* Goal
Check every line below for the word "nContract" and copy each one that has it.

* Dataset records
-*-

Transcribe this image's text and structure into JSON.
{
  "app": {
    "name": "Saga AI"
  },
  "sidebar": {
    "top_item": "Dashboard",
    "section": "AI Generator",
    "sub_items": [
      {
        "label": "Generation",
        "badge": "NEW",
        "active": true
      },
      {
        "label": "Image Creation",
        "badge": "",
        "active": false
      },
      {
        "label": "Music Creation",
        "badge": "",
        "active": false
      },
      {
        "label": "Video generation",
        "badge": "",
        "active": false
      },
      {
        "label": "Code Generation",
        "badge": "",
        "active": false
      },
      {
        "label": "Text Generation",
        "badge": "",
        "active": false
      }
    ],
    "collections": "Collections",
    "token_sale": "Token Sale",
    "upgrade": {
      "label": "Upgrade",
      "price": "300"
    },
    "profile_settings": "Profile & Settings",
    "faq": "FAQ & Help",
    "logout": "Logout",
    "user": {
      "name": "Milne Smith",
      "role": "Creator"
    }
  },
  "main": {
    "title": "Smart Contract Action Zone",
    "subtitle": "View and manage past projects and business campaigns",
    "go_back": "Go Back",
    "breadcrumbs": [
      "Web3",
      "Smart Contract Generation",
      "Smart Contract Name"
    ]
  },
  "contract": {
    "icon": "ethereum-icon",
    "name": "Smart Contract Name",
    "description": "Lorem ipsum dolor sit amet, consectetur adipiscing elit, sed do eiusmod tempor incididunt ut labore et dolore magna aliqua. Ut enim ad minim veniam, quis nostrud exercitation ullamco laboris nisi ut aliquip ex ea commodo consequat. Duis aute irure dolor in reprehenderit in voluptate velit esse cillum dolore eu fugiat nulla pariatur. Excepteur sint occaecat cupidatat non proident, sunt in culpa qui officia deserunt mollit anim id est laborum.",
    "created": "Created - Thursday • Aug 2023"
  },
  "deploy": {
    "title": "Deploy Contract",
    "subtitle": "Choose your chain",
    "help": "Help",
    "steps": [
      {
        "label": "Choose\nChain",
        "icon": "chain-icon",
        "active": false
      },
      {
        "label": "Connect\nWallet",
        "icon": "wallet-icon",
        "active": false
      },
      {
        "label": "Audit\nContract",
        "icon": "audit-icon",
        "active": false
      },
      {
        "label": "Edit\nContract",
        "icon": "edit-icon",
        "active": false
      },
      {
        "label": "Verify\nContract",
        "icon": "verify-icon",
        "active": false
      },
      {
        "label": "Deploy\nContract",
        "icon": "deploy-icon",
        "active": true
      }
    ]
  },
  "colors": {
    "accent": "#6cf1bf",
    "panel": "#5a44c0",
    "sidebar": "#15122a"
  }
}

-*-

* Answer for the task
        "label": "Audit\nContract",
        "label": "Edit\nContract",
        "label": "Verify\nContract",
        "label": "Deploy\nContract",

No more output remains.